• Written instruction:
Retype each of the entries below character for character, leaving nothing out and changing nothing.

• Dataset excerpts:
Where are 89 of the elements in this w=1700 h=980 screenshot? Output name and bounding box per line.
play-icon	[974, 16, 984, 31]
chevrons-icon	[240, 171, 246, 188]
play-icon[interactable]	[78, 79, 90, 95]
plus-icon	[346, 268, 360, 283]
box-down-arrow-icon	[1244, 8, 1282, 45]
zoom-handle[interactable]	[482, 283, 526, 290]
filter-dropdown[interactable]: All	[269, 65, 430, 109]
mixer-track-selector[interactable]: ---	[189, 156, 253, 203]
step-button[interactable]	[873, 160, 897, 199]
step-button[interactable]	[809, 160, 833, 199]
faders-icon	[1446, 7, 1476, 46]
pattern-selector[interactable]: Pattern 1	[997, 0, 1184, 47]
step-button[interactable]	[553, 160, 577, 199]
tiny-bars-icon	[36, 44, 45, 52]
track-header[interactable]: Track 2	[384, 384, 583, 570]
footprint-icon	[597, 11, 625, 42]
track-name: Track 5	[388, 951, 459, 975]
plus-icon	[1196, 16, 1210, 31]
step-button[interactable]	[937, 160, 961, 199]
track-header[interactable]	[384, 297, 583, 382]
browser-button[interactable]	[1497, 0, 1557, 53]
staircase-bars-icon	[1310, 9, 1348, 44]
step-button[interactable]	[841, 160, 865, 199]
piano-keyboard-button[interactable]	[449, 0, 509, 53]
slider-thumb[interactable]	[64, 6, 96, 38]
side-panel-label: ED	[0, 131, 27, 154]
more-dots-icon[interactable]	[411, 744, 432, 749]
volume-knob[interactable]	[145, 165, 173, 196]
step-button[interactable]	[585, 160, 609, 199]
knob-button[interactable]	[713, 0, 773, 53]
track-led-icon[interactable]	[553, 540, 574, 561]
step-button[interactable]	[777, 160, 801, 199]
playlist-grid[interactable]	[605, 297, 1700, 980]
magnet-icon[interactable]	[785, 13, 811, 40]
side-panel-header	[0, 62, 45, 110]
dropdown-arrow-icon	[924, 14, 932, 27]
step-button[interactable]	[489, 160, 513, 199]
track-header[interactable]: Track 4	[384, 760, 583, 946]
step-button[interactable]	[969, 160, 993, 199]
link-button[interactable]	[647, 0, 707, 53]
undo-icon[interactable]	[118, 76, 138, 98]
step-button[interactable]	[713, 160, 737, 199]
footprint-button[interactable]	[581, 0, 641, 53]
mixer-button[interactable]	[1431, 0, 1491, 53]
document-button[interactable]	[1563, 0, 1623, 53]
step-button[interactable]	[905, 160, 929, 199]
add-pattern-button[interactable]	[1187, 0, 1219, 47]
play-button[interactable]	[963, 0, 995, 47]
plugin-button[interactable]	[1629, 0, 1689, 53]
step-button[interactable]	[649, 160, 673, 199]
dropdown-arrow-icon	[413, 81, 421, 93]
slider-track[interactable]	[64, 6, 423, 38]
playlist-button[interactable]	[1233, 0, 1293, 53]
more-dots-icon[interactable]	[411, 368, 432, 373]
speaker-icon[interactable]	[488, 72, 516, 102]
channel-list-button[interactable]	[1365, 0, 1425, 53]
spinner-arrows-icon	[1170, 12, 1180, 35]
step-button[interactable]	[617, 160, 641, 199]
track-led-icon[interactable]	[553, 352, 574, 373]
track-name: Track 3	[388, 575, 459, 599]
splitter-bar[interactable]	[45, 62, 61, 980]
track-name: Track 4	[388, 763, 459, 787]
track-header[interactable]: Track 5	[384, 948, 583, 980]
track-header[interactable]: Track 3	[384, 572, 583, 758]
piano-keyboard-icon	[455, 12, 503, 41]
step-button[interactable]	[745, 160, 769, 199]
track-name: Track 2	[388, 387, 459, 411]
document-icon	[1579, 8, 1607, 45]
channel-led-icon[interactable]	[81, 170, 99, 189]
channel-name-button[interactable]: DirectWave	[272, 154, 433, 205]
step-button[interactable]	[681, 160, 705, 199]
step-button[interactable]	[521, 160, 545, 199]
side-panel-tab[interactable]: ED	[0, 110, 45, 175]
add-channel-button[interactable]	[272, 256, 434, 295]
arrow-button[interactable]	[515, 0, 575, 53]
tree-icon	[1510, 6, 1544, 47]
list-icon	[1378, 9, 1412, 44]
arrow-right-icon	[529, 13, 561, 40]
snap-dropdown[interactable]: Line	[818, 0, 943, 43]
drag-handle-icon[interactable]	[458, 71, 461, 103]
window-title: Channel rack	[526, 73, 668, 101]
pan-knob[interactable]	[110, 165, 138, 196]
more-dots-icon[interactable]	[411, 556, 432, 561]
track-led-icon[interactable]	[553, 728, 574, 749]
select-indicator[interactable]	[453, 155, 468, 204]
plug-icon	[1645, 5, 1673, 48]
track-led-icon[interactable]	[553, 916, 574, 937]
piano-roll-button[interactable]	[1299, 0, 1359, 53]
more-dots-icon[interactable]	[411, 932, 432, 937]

• The solution:
Where are 89 of the elements in this w=1700 h=980 screenshot? Output name and bounding box per line.
play-icon	[974, 16, 984, 31]
chevrons-icon	[240, 171, 246, 188]
play-icon[interactable]	[78, 79, 90, 95]
plus-icon	[346, 268, 360, 283]
box-down-arrow-icon	[1244, 8, 1282, 45]
zoom-handle[interactable]	[482, 283, 526, 290]
filter-dropdown[interactable]: All	[269, 65, 430, 109]
mixer-track-selector[interactable]: ---	[189, 156, 253, 203]
step-button[interactable]	[873, 160, 897, 199]
step-button[interactable]	[809, 160, 833, 199]
faders-icon	[1446, 7, 1476, 46]
pattern-selector[interactable]: Pattern 1	[997, 0, 1184, 47]
step-button[interactable]	[553, 160, 577, 199]
tiny-bars-icon	[36, 44, 45, 52]
track-header[interactable]: Track 2	[384, 384, 583, 570]
footprint-icon	[597, 11, 625, 42]
track-name: Track 5	[388, 951, 459, 975]
plus-icon	[1196, 16, 1210, 31]
step-button[interactable]	[937, 160, 961, 199]
track-header[interactable]	[384, 297, 583, 382]
browser-button[interactable]	[1497, 0, 1557, 53]
staircase-bars-icon	[1310, 9, 1348, 44]
step-button[interactable]	[841, 160, 865, 199]
piano-keyboard-button[interactable]	[449, 0, 509, 53]
slider-thumb[interactable]	[64, 6, 96, 38]
side-panel-label: ED	[0, 131, 27, 154]
more-dots-icon[interactable]	[411, 744, 432, 749]
volume-knob[interactable]	[145, 165, 173, 196]
step-button[interactable]	[585, 160, 609, 199]
knob-button[interactable]	[713, 0, 773, 53]
track-led-icon[interactable]	[553, 540, 574, 561]
step-button[interactable]	[777, 160, 801, 199]
playlist-grid[interactable]	[605, 297, 1700, 980]
magnet-icon[interactable]	[785, 13, 811, 40]
side-panel-header	[0, 62, 45, 110]
dropdown-arrow-icon	[924, 14, 932, 27]
step-button[interactable]	[489, 160, 513, 199]
track-header[interactable]: Track 4	[384, 760, 583, 946]
step-button[interactable]	[969, 160, 993, 199]
link-button[interactable]	[647, 0, 707, 53]
undo-icon[interactable]	[118, 76, 138, 98]
step-button[interactable]	[713, 160, 737, 199]
footprint-button[interactable]	[581, 0, 641, 53]
mixer-button[interactable]	[1431, 0, 1491, 53]
document-button[interactable]	[1563, 0, 1623, 53]
step-button[interactable]	[905, 160, 929, 199]
add-pattern-button[interactable]	[1187, 0, 1219, 47]
play-button[interactable]	[963, 0, 995, 47]
plugin-button[interactable]	[1629, 0, 1689, 53]
step-button[interactable]	[649, 160, 673, 199]
dropdown-arrow-icon	[413, 81, 421, 93]
slider-track[interactable]	[64, 6, 423, 38]
playlist-button[interactable]	[1233, 0, 1293, 53]
more-dots-icon[interactable]	[411, 368, 432, 373]
speaker-icon[interactable]	[488, 72, 516, 102]
channel-list-button[interactable]	[1365, 0, 1425, 53]
spinner-arrows-icon	[1170, 12, 1180, 35]
step-button[interactable]	[617, 160, 641, 199]
track-led-icon[interactable]	[553, 352, 574, 373]
track-name: Track 3	[388, 575, 459, 599]
splitter-bar[interactable]	[45, 62, 61, 980]
track-name: Track 4	[388, 763, 459, 787]
track-header[interactable]: Track 5	[384, 948, 583, 980]
track-header[interactable]: Track 3	[384, 572, 583, 758]
piano-keyboard-icon	[455, 12, 503, 41]
step-button[interactable]	[745, 160, 769, 199]
track-name: Track 2	[388, 387, 459, 411]
document-icon	[1579, 8, 1607, 45]
channel-led-icon[interactable]	[81, 170, 99, 189]
channel-name-button[interactable]: DirectWave	[272, 154, 433, 205]
step-button[interactable]	[681, 160, 705, 199]
step-button[interactable]	[521, 160, 545, 199]
side-panel-tab[interactable]: ED	[0, 110, 45, 175]
add-channel-button[interactable]	[272, 256, 434, 295]
arrow-button[interactable]	[515, 0, 575, 53]
tree-icon	[1510, 6, 1544, 47]
list-icon	[1378, 9, 1412, 44]
arrow-right-icon	[529, 13, 561, 40]
snap-dropdown[interactable]: Line	[818, 0, 943, 43]
drag-handle-icon[interactable]	[458, 71, 461, 103]
window-title: Channel rack	[526, 73, 668, 101]
pan-knob[interactable]	[110, 165, 138, 196]
more-dots-icon[interactable]	[411, 556, 432, 561]
track-led-icon[interactable]	[553, 728, 574, 749]
select-indicator[interactable]	[453, 155, 468, 204]
plug-icon	[1645, 5, 1673, 48]
track-led-icon[interactable]	[553, 916, 574, 937]
piano-roll-button[interactable]	[1299, 0, 1359, 53]
more-dots-icon[interactable]	[411, 932, 432, 937]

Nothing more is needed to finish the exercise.